> PROMPT
Copy out every line of the records where the string "Contains" occurs.
--- ENTRIES PROVIDED ---
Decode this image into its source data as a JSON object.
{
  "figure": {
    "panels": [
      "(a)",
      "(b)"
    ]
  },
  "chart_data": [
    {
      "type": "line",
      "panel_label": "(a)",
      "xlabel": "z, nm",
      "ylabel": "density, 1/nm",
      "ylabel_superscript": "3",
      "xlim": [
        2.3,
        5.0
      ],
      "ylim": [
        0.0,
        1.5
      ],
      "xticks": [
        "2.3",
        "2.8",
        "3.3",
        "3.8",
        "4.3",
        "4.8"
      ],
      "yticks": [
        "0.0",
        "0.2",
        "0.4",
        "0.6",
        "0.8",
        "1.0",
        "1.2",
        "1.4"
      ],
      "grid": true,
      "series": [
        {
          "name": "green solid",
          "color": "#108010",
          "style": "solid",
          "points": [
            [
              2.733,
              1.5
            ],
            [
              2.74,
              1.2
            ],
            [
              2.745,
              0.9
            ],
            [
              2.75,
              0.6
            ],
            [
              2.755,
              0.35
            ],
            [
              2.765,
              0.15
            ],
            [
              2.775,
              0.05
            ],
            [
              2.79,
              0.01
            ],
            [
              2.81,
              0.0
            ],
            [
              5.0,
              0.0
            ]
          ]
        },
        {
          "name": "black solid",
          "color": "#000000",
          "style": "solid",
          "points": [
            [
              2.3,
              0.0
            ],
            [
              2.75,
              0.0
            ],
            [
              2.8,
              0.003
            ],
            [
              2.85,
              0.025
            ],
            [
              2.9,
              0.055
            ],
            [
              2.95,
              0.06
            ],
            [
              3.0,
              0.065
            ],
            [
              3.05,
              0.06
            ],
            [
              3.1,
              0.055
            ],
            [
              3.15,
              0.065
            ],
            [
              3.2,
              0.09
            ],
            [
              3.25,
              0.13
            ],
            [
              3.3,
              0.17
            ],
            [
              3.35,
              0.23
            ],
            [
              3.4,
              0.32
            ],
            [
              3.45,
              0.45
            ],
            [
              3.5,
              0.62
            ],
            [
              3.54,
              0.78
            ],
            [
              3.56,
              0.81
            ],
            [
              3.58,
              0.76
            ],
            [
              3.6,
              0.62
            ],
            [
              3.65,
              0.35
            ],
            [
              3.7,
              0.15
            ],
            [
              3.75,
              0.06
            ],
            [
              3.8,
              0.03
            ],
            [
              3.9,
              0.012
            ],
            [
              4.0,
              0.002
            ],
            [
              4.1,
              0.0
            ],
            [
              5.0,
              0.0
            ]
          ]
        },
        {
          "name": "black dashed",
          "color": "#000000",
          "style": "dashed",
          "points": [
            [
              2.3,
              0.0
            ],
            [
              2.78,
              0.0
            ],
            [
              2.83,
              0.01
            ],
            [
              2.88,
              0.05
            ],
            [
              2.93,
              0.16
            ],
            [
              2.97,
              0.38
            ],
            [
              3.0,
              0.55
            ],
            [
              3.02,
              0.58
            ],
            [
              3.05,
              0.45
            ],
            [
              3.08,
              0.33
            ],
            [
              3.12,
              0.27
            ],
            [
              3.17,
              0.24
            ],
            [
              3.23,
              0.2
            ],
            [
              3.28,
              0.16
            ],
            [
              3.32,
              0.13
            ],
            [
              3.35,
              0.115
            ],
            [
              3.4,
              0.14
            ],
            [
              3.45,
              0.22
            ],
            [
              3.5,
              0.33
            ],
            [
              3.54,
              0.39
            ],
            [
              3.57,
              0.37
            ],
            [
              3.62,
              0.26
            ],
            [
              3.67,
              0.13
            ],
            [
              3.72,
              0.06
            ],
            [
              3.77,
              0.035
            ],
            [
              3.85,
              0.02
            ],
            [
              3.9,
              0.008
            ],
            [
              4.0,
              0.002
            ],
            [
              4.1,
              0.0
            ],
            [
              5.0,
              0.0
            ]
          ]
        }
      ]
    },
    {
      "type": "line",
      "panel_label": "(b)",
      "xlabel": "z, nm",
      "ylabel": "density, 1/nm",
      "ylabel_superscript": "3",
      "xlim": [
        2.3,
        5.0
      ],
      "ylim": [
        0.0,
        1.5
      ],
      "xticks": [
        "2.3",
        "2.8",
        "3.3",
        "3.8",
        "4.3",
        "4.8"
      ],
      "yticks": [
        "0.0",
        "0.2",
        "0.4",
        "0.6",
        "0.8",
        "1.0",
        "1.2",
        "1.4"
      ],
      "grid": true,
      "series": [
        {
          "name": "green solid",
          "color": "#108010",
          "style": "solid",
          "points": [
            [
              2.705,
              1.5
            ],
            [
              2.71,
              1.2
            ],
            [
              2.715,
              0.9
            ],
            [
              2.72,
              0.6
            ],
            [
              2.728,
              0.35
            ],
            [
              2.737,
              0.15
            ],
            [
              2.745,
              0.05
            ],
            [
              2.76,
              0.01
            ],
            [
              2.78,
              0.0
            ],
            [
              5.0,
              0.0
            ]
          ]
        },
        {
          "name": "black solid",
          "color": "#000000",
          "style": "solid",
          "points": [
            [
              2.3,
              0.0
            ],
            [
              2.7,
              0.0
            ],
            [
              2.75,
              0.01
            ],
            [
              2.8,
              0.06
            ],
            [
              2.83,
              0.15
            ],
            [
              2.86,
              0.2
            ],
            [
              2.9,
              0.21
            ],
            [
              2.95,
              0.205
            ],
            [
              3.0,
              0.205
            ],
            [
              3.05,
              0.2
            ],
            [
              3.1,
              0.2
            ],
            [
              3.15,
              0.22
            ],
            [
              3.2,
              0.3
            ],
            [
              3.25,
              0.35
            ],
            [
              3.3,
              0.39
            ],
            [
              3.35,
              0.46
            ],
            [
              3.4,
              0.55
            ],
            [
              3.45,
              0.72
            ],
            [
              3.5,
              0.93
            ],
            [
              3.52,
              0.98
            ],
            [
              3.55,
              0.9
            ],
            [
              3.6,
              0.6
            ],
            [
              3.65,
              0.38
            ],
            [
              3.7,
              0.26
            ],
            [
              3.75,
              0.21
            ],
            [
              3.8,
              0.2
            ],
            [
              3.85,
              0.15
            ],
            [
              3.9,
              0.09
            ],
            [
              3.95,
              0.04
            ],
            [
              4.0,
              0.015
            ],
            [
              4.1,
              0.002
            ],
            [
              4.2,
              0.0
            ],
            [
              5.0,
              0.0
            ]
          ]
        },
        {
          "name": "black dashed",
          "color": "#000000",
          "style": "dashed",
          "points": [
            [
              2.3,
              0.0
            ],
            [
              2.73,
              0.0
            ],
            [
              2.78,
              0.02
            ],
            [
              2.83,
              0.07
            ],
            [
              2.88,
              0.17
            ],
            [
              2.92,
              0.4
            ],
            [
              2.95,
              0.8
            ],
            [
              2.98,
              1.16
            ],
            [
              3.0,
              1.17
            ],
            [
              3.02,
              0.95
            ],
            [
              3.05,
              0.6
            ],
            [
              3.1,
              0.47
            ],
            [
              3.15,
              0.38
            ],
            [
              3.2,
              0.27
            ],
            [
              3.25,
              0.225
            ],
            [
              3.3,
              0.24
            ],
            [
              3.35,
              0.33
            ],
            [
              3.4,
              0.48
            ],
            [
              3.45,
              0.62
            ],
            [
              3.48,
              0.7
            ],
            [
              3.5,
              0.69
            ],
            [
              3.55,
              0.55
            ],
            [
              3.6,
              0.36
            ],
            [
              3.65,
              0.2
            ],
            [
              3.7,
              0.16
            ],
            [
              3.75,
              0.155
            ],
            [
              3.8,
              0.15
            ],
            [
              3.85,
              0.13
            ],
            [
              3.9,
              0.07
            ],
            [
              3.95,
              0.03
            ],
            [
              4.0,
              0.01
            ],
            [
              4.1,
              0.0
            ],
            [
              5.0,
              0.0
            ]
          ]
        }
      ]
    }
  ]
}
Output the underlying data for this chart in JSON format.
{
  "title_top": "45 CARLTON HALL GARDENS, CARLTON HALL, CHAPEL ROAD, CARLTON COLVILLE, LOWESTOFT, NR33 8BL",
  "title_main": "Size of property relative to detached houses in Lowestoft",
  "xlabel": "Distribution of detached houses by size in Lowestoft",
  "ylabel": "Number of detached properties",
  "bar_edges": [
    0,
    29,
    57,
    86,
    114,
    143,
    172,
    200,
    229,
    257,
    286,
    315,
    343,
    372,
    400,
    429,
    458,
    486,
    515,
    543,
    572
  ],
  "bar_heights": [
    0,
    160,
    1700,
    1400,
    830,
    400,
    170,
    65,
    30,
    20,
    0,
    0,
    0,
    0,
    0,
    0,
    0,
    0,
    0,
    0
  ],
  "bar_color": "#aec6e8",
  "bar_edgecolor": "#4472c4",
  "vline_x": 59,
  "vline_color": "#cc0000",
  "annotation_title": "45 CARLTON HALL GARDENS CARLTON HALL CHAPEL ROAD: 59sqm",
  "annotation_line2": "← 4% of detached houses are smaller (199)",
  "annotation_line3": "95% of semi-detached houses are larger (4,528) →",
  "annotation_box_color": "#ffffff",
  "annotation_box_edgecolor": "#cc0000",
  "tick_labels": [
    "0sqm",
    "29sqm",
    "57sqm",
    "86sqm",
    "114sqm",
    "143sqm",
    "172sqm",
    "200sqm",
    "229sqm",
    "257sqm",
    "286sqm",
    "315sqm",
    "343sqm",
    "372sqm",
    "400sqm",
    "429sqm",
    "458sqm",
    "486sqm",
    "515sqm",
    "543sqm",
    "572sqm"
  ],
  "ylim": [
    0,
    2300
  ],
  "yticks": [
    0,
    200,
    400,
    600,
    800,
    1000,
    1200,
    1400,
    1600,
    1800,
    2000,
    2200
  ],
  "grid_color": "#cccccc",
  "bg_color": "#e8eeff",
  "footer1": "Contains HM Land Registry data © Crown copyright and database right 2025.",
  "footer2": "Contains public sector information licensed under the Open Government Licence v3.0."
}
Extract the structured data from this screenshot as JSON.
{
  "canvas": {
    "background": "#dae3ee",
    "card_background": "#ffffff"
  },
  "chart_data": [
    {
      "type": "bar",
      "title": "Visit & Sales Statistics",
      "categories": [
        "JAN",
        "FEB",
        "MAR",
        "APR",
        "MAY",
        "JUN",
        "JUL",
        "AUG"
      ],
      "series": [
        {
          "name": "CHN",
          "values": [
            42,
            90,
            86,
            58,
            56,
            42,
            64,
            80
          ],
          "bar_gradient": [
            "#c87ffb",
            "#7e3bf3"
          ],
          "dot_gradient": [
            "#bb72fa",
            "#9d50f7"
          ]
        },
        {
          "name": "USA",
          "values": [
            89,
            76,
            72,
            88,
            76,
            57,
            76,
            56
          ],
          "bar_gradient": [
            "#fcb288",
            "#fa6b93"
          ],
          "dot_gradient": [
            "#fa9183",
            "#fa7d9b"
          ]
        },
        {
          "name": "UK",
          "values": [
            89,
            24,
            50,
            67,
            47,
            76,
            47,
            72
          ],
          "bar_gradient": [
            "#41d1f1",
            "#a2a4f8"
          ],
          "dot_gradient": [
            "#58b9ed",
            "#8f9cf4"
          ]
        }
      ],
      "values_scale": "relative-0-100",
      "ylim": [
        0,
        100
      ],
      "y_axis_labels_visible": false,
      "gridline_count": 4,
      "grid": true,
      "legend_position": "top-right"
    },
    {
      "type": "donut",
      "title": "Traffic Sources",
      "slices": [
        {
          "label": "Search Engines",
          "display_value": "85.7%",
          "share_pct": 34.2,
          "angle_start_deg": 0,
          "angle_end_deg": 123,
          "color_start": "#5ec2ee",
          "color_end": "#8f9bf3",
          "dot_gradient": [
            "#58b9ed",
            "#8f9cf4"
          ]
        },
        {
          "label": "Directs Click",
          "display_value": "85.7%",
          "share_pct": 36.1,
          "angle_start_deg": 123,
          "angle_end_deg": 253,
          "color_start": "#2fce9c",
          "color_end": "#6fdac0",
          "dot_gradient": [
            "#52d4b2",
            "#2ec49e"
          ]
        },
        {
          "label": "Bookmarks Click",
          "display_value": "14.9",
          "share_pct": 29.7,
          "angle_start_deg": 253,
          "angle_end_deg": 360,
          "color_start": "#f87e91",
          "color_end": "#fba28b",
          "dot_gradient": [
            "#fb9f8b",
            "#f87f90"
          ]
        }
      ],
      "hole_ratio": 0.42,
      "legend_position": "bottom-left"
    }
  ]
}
---
> RESPONSE TO THE EXERCISE
  "footer1": "Contains HM Land Registry data © Crown copyright and database right 2025.",
  "footer2": "Contains public sector information licensed under the Open Government Licence v3.0."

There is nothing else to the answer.